## Supplied records

────────

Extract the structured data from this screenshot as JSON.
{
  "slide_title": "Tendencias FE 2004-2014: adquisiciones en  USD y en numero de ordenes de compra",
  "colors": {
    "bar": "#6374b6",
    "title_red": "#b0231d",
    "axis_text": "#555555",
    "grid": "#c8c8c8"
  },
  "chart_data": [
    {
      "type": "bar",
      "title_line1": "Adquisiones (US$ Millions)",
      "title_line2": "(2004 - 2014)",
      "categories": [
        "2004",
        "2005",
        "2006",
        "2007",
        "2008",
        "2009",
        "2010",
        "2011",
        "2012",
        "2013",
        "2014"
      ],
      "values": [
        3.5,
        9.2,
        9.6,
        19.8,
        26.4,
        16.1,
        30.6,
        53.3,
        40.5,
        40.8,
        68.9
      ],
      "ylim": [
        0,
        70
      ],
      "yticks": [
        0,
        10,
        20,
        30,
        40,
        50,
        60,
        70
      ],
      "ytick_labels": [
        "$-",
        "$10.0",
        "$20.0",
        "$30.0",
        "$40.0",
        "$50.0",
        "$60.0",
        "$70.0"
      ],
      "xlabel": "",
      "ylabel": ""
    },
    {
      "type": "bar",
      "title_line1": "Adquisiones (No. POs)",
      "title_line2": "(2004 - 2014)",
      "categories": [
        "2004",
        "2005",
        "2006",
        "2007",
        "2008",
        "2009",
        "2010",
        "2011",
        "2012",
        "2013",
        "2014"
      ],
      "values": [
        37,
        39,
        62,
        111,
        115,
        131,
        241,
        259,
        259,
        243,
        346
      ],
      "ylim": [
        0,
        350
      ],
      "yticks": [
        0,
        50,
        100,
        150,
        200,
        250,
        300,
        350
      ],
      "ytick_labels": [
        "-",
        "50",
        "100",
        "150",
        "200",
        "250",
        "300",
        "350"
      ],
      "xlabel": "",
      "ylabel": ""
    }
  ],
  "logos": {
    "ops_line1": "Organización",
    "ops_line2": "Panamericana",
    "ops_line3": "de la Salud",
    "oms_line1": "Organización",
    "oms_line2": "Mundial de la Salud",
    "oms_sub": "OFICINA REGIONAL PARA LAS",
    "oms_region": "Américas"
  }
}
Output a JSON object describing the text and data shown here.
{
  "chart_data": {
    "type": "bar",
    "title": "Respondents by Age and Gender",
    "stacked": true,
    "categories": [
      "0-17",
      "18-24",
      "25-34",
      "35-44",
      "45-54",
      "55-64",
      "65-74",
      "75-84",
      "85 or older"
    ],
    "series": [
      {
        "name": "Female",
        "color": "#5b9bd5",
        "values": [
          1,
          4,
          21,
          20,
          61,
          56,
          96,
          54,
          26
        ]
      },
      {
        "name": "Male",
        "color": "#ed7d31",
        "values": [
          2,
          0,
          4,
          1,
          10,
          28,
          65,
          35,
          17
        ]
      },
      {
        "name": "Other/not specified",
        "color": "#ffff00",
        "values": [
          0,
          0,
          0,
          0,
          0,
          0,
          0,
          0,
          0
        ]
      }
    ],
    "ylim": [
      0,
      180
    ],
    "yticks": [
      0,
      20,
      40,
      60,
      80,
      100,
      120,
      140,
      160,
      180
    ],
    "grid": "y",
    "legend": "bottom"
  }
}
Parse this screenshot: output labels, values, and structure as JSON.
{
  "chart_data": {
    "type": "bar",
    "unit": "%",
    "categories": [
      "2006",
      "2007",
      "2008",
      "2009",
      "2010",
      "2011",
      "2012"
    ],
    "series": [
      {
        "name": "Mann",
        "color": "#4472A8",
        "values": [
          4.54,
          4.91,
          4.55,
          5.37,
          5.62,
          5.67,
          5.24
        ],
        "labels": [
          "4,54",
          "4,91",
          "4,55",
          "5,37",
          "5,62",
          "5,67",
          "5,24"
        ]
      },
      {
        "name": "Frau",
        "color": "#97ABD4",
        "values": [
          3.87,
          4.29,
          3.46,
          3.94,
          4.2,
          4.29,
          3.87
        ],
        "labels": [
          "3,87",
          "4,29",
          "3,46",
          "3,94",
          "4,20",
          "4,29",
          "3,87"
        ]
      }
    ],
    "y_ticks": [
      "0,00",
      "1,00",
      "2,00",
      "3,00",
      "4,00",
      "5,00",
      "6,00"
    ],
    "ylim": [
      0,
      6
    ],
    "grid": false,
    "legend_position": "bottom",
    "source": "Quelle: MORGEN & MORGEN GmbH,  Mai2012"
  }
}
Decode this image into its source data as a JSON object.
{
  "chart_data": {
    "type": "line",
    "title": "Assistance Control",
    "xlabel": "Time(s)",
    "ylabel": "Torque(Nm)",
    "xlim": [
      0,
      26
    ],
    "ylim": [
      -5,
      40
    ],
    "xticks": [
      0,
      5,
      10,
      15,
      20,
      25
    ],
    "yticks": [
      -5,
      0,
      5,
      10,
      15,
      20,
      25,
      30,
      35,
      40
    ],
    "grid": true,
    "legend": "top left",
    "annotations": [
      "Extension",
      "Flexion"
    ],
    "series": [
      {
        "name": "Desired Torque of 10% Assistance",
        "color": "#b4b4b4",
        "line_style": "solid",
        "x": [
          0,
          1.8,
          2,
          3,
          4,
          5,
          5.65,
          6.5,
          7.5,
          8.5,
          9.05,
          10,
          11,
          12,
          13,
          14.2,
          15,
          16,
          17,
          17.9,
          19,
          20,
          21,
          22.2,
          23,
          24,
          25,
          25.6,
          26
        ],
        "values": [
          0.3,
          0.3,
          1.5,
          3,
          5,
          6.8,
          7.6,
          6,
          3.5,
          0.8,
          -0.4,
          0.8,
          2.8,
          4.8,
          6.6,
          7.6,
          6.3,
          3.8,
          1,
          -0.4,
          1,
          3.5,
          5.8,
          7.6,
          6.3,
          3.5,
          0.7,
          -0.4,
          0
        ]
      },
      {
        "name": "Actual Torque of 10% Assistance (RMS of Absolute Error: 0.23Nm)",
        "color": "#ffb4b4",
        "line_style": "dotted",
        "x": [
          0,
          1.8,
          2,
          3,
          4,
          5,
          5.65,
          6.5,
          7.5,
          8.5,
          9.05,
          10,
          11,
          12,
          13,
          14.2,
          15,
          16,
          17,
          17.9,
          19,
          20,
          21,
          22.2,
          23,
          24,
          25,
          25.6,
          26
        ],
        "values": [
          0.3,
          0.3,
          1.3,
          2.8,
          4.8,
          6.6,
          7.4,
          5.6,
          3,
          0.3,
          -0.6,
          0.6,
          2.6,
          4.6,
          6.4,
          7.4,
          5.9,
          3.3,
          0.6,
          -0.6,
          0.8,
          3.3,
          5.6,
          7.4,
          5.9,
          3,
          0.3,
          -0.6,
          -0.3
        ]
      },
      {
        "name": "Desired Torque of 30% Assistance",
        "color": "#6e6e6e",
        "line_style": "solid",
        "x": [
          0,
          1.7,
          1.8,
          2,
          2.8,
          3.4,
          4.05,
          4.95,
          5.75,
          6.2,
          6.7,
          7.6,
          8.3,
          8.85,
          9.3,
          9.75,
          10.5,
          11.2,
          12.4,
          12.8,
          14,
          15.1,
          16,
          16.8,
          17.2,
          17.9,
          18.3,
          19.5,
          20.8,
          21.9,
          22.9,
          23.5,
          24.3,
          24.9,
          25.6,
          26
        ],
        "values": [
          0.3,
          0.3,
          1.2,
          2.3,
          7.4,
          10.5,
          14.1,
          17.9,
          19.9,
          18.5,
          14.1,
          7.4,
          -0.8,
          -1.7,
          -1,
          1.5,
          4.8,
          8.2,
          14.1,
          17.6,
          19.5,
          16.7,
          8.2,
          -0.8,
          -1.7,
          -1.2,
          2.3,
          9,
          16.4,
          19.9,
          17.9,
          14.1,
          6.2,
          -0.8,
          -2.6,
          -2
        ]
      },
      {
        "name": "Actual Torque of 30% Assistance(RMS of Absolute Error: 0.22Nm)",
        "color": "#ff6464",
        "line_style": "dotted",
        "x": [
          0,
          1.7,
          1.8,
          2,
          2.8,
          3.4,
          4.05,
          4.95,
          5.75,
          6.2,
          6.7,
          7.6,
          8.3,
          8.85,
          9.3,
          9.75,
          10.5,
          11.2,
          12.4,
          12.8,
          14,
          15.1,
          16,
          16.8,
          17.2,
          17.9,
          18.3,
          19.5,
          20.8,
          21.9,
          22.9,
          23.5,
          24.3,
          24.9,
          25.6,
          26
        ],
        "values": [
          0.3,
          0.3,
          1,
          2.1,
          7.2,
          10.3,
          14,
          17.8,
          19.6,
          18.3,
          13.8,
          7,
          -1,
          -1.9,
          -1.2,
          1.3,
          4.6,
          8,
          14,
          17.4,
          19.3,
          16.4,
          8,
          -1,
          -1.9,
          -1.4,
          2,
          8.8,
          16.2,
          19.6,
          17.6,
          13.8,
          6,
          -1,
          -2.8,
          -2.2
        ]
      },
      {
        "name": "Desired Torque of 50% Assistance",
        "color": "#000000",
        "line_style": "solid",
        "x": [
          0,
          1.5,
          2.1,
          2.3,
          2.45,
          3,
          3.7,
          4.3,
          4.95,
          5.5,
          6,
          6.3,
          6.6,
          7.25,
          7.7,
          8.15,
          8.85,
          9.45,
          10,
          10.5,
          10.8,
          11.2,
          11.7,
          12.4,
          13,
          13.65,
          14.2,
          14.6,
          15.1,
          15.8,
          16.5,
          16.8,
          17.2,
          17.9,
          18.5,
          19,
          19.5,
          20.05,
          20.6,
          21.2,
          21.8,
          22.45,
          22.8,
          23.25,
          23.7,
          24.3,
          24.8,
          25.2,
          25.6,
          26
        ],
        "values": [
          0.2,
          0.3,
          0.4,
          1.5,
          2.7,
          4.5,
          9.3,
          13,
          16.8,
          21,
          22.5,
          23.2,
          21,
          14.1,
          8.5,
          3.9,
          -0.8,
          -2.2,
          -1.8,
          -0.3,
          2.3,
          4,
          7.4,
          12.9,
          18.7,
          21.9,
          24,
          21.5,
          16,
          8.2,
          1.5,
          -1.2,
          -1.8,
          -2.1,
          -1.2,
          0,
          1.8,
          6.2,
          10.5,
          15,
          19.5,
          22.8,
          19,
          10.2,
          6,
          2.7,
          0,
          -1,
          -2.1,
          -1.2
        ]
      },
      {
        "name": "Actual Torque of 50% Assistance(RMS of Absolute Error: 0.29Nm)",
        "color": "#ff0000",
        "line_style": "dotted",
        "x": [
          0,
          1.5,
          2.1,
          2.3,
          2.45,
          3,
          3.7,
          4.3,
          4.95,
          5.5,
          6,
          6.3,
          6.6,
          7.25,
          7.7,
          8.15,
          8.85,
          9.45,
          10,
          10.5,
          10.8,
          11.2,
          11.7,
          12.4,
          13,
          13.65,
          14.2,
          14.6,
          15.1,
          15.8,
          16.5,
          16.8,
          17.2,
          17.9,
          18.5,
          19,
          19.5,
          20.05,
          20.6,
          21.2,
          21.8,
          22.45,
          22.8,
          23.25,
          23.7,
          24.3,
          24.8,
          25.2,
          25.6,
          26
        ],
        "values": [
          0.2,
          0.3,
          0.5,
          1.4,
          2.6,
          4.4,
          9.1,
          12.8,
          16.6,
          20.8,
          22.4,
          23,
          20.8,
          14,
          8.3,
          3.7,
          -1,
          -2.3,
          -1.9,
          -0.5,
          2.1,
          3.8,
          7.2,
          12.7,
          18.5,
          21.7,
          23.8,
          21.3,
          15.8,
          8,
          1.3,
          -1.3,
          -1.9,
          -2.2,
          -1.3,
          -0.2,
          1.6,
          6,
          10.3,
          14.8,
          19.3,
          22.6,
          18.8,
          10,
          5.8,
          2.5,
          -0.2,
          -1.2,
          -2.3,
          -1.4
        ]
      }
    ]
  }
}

────────

## Task details
Show all lines from the listing above in which "this" appears.

## Completed task
Extract the structured data from this screenshot as JSON.
Parse this screenshot: output labels, values, and structure as JSON.
Decode this image into its source data as a JSON object.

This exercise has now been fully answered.